◆ **TASK BRIEF**:
Copy out the records word for word, starting at the first line and ending with the line that contains "legend-tick-200 <box>491 249 514 250</box>".

◆ **ROWS**:
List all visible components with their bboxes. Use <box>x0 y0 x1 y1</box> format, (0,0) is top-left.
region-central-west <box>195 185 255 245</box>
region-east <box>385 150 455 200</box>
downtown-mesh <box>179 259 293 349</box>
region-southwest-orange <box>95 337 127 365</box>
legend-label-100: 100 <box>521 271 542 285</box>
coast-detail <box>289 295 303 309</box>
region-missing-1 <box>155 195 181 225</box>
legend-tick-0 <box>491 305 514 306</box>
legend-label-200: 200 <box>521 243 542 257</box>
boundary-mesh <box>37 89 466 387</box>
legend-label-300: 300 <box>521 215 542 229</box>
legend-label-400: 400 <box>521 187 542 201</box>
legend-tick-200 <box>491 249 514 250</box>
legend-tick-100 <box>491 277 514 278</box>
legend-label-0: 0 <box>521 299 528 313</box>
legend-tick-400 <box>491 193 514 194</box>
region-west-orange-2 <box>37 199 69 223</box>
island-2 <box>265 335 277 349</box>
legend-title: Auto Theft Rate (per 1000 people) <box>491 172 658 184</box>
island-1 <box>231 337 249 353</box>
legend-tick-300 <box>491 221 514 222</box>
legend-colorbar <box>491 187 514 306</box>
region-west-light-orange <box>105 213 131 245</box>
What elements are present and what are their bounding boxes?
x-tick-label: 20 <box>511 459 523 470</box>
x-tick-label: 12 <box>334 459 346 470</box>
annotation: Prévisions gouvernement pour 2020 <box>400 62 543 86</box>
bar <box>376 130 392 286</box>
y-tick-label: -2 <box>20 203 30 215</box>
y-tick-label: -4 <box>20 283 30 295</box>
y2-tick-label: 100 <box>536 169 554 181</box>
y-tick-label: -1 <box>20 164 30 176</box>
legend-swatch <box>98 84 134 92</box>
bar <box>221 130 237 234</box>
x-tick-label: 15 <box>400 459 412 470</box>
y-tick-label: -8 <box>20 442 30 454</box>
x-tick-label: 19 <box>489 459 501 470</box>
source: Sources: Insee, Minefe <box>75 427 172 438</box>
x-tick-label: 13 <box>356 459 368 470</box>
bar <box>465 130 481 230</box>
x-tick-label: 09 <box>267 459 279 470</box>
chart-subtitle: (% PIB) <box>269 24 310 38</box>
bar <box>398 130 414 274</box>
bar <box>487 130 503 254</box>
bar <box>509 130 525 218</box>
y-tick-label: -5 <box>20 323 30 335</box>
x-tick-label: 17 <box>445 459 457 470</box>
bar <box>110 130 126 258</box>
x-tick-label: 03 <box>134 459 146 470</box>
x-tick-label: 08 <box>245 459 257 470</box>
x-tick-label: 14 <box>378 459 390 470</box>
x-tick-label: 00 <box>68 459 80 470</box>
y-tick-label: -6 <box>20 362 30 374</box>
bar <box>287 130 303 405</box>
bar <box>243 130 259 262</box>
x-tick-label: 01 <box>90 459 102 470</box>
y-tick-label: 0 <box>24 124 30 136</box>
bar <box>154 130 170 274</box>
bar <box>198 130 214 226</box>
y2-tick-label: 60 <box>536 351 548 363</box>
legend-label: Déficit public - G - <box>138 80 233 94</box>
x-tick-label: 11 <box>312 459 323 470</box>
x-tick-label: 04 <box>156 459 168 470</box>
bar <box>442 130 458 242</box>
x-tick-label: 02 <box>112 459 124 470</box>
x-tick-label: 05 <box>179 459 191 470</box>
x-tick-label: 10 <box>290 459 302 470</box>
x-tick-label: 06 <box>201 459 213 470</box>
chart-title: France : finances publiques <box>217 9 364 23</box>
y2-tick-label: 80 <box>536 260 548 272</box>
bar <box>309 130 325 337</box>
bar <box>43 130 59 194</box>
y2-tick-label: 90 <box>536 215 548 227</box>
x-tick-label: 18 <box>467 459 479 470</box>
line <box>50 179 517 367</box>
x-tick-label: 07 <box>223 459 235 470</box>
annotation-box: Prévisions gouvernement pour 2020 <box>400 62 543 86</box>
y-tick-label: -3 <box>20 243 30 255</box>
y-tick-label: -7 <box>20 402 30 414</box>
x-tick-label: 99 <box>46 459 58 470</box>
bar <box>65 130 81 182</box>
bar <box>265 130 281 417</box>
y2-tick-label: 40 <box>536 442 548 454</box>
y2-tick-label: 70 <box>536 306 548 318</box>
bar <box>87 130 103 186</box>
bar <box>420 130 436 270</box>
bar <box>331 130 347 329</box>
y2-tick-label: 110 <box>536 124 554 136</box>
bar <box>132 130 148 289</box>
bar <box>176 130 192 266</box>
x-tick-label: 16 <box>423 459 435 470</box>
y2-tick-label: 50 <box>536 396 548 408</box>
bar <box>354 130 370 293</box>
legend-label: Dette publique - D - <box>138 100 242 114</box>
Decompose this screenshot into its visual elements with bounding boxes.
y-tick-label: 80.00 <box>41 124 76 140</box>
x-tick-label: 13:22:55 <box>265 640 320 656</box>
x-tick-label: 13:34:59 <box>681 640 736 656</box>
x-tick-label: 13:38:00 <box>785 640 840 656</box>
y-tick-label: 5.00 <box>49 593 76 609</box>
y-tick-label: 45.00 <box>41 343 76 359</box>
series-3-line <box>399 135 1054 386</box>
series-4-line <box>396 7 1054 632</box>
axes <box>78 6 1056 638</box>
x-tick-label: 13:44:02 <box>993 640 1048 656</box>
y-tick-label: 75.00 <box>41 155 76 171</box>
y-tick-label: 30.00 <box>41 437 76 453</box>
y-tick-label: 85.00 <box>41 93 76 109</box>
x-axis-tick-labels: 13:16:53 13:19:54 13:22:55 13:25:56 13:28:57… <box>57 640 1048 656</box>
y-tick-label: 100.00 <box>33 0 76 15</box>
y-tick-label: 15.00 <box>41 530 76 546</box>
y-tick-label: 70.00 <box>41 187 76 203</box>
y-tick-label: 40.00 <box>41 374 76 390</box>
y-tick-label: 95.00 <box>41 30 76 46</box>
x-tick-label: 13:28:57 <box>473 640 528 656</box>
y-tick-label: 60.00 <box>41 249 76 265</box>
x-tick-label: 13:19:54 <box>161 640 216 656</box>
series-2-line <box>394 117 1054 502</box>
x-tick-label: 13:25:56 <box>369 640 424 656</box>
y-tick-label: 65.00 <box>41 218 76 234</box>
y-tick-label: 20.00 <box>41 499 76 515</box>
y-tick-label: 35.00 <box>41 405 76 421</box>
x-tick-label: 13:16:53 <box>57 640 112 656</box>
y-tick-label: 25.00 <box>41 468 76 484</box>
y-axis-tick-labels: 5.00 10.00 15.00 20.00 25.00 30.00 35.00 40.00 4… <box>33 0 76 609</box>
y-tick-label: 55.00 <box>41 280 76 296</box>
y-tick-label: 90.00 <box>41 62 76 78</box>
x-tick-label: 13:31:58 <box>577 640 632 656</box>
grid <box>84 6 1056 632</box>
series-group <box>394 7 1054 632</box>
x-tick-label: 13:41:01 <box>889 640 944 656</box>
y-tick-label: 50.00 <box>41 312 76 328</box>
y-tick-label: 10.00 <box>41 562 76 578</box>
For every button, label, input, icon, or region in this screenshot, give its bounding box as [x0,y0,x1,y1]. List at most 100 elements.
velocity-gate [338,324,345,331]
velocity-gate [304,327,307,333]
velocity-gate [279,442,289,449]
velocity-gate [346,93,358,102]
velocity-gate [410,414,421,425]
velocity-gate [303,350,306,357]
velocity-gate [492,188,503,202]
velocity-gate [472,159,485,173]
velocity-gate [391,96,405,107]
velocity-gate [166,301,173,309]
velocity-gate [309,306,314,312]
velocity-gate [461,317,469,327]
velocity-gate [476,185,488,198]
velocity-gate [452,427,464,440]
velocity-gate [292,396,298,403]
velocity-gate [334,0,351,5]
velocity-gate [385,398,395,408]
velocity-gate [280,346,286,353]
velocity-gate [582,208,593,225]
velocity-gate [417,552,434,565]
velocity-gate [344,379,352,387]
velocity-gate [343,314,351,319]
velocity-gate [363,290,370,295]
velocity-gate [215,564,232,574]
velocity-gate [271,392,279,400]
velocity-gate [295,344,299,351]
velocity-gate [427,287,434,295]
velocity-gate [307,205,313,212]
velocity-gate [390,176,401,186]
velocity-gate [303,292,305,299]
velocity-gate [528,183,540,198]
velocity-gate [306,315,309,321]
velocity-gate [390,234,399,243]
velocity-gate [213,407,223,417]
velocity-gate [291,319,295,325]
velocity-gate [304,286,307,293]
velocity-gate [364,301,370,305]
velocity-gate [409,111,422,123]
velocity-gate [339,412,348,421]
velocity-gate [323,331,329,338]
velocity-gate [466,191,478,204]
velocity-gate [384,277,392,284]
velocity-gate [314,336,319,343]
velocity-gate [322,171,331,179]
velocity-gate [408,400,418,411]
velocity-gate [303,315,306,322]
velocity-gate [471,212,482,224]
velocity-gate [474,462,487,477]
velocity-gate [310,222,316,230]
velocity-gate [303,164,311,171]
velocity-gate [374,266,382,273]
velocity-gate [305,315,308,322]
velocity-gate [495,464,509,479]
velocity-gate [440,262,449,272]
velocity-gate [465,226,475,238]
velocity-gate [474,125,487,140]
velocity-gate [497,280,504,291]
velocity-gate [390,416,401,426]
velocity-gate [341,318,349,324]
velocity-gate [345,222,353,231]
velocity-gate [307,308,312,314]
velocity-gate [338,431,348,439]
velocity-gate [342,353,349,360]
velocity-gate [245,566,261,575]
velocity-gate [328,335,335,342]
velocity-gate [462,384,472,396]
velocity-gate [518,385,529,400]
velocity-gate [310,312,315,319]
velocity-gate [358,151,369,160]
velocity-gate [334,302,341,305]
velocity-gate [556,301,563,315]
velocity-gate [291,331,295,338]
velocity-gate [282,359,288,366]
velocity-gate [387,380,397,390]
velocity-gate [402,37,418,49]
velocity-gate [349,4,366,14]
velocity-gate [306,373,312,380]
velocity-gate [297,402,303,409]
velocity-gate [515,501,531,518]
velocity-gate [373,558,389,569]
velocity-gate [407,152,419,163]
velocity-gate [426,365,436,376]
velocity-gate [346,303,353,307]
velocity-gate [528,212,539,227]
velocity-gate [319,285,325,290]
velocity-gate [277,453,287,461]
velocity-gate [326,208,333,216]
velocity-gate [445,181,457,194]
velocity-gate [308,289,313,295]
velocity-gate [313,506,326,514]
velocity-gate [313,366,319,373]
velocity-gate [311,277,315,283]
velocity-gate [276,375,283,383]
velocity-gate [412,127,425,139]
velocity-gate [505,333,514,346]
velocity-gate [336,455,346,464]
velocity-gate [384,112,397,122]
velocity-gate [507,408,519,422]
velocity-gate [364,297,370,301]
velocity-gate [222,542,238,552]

◆ **FULL ANSWER**:
List all visible components with their bboxes. Use <box>x0 y0 x1 y1</box> format, (0,0) is top-left.
region-central-west <box>195 185 255 245</box>
region-east <box>385 150 455 200</box>
downtown-mesh <box>179 259 293 349</box>
region-southwest-orange <box>95 337 127 365</box>
legend-label-100: 100 <box>521 271 542 285</box>
coast-detail <box>289 295 303 309</box>
region-missing-1 <box>155 195 181 225</box>
legend-tick-0 <box>491 305 514 306</box>
legend-label-200: 200 <box>521 243 542 257</box>
boundary-mesh <box>37 89 466 387</box>
legend-label-300: 300 <box>521 215 542 229</box>
legend-label-400: 400 <box>521 187 542 201</box>
legend-tick-200 <box>491 249 514 250</box>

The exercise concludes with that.